◆ TASK DESCRIPTION: Please list all lines of the material below in which the string "combination" occurs.

◆ SUPPLIED RECORDS:
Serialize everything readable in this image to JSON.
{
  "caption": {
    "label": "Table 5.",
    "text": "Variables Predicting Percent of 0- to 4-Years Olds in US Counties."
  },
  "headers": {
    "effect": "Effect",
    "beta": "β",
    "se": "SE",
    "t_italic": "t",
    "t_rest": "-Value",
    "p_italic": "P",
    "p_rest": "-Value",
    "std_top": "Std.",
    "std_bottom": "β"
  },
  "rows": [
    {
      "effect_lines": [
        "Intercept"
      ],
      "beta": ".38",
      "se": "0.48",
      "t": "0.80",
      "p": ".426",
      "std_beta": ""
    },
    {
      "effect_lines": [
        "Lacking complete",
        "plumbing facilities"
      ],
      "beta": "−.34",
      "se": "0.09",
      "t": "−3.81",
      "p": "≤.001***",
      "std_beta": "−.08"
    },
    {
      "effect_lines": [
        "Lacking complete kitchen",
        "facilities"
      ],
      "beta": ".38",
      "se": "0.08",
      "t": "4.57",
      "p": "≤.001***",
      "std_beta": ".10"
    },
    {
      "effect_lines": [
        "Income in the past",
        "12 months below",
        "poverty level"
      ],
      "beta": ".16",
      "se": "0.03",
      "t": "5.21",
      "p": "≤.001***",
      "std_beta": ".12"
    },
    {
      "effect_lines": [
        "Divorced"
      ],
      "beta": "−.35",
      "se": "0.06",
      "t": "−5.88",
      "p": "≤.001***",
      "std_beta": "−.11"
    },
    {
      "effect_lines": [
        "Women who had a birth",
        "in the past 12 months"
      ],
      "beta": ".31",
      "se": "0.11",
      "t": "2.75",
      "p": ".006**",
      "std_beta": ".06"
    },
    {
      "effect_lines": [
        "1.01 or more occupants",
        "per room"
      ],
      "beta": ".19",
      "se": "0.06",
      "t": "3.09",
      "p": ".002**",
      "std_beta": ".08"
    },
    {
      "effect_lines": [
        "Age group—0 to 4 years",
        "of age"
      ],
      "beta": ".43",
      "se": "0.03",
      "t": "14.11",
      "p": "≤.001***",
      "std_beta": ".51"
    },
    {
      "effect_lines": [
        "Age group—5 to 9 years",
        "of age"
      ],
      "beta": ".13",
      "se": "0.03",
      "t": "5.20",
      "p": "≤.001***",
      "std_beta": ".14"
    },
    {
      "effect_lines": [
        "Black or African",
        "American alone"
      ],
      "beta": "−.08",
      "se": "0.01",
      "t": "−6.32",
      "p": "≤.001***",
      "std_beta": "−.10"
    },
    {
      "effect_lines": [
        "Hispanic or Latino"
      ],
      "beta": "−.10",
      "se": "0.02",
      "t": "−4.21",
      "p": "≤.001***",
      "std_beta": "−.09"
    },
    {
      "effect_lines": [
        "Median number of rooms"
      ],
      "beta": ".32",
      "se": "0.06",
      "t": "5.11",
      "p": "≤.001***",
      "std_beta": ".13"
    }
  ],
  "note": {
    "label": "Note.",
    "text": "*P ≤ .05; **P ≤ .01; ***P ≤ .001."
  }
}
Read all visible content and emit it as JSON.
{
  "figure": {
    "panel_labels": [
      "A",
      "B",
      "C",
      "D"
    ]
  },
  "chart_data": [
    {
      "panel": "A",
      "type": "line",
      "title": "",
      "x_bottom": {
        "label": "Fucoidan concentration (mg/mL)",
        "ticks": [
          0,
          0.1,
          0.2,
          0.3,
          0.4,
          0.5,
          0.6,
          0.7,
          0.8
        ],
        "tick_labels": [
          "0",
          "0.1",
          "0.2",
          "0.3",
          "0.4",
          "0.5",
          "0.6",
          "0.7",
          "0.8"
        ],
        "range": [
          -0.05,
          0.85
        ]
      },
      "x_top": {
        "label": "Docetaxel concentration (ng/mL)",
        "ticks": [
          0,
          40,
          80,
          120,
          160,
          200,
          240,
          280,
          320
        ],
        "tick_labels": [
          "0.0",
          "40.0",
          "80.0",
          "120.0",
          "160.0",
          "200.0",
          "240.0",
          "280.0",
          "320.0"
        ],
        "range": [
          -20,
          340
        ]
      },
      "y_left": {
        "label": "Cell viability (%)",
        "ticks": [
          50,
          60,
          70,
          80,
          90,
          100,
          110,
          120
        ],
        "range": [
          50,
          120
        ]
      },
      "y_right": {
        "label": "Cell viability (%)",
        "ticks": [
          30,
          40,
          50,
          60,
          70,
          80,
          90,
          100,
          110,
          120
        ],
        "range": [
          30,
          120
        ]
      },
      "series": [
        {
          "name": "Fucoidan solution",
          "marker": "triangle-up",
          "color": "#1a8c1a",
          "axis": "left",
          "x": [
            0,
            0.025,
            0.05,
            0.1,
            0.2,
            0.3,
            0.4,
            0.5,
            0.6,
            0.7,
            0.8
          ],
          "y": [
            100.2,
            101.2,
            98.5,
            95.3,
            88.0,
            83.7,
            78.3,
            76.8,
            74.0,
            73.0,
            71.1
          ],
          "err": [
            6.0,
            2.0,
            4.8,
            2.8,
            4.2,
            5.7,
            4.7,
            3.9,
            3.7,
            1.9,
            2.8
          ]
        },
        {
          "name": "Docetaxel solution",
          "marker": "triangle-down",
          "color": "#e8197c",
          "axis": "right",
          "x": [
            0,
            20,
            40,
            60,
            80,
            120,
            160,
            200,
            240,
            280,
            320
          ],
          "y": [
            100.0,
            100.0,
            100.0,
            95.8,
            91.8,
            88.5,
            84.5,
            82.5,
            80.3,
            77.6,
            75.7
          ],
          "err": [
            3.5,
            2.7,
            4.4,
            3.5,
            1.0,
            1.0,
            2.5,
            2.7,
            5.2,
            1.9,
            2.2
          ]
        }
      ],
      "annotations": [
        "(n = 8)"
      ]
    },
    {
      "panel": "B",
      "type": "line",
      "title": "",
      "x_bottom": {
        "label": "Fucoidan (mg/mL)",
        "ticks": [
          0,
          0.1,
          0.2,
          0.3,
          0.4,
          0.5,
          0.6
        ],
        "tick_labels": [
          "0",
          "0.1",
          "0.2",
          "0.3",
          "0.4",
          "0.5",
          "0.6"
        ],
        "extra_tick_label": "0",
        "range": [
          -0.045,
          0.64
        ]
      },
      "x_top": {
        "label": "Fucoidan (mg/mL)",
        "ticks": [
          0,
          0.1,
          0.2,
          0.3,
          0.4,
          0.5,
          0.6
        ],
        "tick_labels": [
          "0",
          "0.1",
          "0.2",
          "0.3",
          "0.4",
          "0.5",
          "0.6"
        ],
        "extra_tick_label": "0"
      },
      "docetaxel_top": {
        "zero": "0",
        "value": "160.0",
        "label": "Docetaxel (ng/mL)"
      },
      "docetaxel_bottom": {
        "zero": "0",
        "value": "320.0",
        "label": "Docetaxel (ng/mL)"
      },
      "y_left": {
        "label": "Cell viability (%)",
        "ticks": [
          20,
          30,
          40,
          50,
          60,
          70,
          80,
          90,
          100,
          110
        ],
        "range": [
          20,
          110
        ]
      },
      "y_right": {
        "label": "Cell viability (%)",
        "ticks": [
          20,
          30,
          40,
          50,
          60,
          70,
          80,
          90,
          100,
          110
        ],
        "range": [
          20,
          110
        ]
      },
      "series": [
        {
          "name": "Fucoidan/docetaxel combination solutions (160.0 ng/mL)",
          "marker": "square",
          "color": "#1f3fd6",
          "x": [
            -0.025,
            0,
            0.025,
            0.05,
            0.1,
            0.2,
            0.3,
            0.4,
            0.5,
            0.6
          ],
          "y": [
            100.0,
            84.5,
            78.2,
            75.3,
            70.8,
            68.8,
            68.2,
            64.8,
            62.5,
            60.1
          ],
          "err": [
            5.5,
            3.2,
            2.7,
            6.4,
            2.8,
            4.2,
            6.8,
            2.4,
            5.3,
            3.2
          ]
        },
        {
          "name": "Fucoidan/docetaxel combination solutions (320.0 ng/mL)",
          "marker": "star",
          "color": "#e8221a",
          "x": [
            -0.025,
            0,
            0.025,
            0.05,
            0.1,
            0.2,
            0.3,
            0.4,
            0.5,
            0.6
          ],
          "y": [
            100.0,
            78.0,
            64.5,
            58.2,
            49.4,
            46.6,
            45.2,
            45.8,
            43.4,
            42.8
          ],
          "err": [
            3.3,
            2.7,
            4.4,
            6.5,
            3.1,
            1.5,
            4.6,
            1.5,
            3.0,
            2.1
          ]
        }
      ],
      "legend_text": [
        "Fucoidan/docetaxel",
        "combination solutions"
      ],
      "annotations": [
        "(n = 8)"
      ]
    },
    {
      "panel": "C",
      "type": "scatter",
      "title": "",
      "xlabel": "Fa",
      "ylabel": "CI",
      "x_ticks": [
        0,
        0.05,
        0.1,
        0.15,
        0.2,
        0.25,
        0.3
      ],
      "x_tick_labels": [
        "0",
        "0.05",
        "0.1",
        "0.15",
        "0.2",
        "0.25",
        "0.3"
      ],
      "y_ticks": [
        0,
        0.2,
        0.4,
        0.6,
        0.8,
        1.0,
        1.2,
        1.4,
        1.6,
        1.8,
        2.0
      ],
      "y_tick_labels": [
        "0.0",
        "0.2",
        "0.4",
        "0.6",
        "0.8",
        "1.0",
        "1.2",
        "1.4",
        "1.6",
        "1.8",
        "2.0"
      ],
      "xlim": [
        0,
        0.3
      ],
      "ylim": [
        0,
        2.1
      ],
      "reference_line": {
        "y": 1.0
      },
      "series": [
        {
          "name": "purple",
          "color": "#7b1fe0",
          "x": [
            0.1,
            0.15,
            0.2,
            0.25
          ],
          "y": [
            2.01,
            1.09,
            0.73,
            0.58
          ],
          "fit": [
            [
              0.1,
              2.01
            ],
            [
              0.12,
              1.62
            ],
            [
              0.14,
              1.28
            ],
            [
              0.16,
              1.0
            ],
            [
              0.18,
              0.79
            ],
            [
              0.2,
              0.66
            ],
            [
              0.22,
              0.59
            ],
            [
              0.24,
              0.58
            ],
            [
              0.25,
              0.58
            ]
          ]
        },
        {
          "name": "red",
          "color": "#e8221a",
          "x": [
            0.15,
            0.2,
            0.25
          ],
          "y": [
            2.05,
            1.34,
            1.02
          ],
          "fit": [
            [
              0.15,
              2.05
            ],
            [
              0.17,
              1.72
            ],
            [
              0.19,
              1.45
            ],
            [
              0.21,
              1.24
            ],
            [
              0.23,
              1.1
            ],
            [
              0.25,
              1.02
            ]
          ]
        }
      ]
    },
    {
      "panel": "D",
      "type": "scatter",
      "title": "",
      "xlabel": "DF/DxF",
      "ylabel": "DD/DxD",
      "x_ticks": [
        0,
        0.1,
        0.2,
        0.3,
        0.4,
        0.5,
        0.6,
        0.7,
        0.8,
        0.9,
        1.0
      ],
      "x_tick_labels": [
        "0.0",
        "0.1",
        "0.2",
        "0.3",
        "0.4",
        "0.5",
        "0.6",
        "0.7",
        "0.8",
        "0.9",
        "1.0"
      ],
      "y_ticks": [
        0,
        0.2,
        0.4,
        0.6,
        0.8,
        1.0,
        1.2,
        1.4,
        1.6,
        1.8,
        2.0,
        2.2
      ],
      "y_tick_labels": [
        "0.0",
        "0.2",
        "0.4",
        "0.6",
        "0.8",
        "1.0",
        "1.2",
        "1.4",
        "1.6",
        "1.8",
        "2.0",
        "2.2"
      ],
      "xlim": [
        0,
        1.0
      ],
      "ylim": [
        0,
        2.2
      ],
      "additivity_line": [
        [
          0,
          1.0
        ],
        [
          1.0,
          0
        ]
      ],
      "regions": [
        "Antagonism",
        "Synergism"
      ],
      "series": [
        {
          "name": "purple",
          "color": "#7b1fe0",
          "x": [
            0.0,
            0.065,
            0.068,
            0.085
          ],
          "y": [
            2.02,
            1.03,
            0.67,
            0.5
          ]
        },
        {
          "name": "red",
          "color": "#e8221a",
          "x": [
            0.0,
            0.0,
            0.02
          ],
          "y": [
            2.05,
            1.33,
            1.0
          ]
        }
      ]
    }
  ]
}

◆ RESPONSE BELOW:
          "name": "Fucoidan/docetaxel combination solutions (160.0 ng/mL)",
          "name": "Fucoidan/docetaxel combination solutions (320.0 ng/mL)",
        "combination solutions"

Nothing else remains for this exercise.